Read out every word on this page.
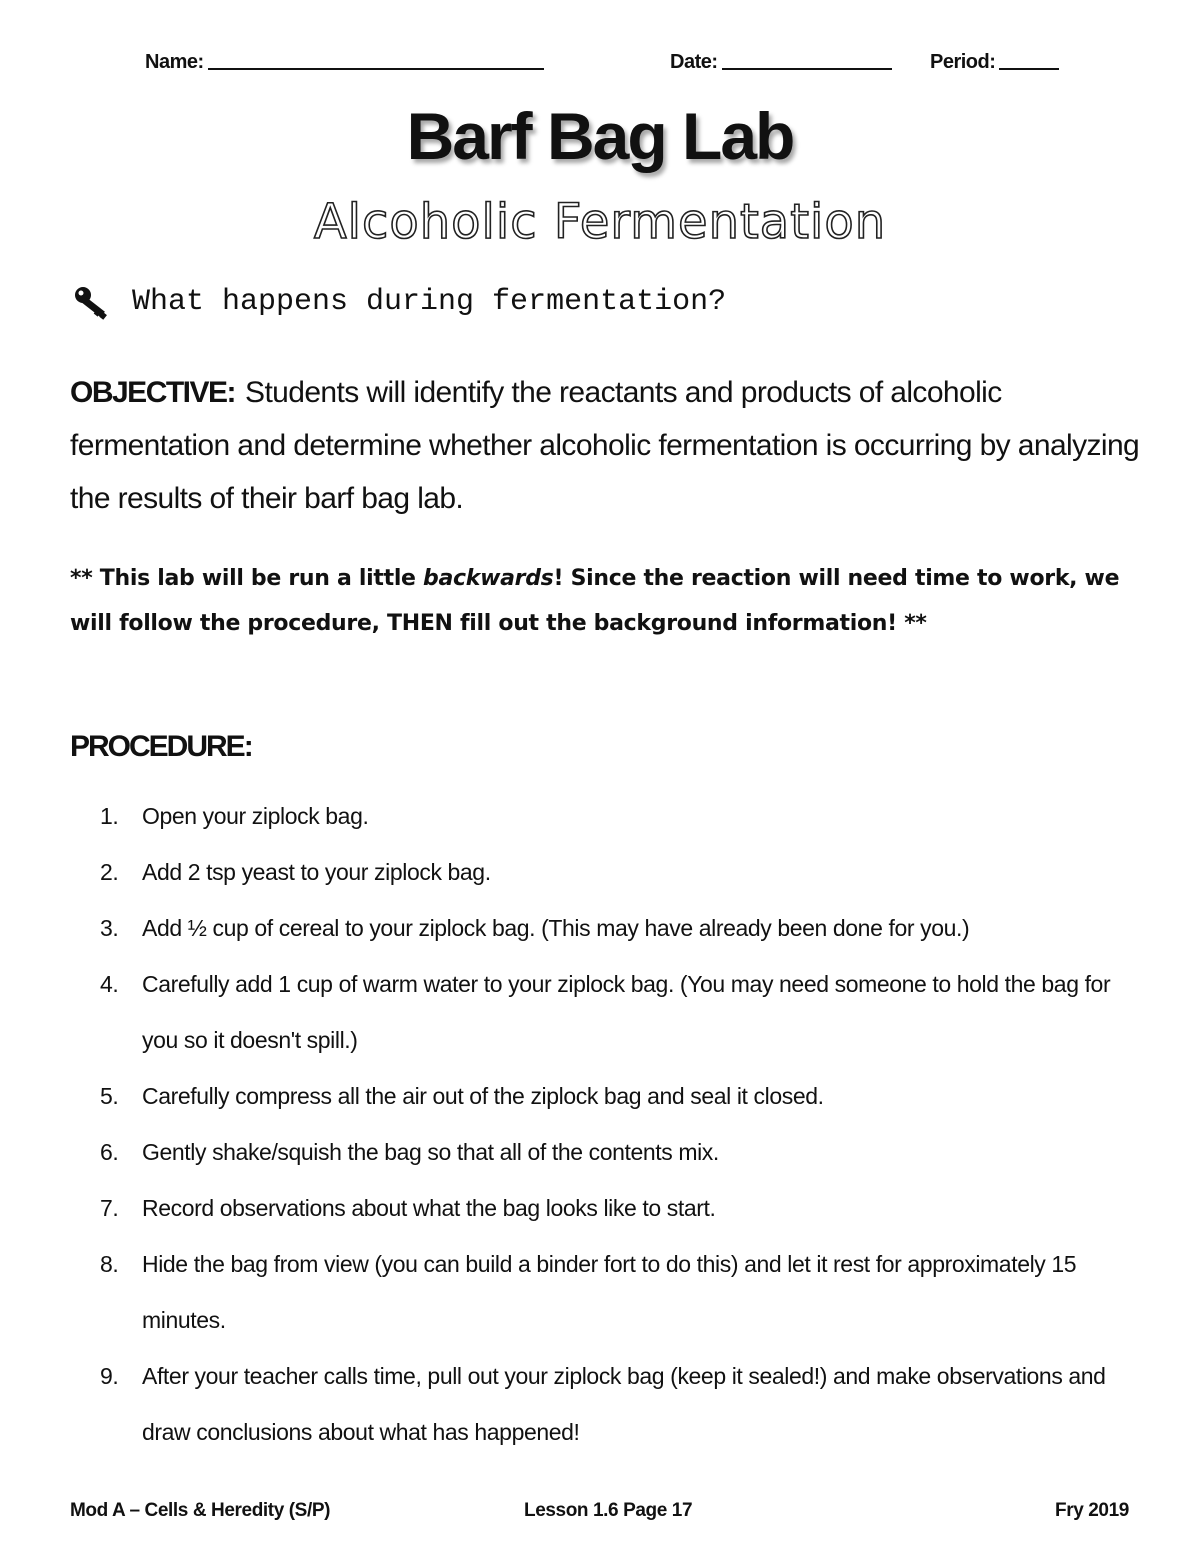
Name:	Date:	Period:
Barf Bag Lab
Alcoholic Fermentation
What happens during fermentation?
OBJECTIVE: Students will identify the reactants and products of alcoholic fermentation and determine whether alcoholic fermentation is occurring by analyzing the results of their barf bag lab.
** This lab will be run a little backwards! Since the reaction will need time to work, we will follow the procedure, THEN fill out the background information! **
PROCEDURE:
1. Open your ziplock bag.
2. Add 2 tsp yeast to your ziplock bag.
3. Add ½ cup of cereal to your ziplock bag. (This may have already been done for you.)
4. Carefully add 1 cup of warm water to your ziplock bag. (You may need someone to hold the bag for you so it doesn't spill.)
5. Carefully compress all the air out of the ziplock bag and seal it closed.
6. Gently shake/squish the bag so that all of the contents mix.
7. Record observations about what the bag looks like to start.
8. Hide the bag from view (you can build a binder fort to do this) and let it rest for approximately 15 minutes.
9. After your teacher calls time, pull out your ziplock bag (keep it sealed!) and make observations and draw conclusions about what has happened!
Mod A – Cells & Heredity (S/P)	Lesson 1.6 Page 17	Fry 2019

* Task instructions: Each line in the data that holds the string "time" should be found and copied.

* Written answer:
** This lab will be run a little backwards! Since the reaction will need time to work, we will follow the procedure, THEN fill out the background information! **
9. After your teacher calls time, pull out your ziplock bag (keep it sealed!) and make observations and draw conclusions about what has happened!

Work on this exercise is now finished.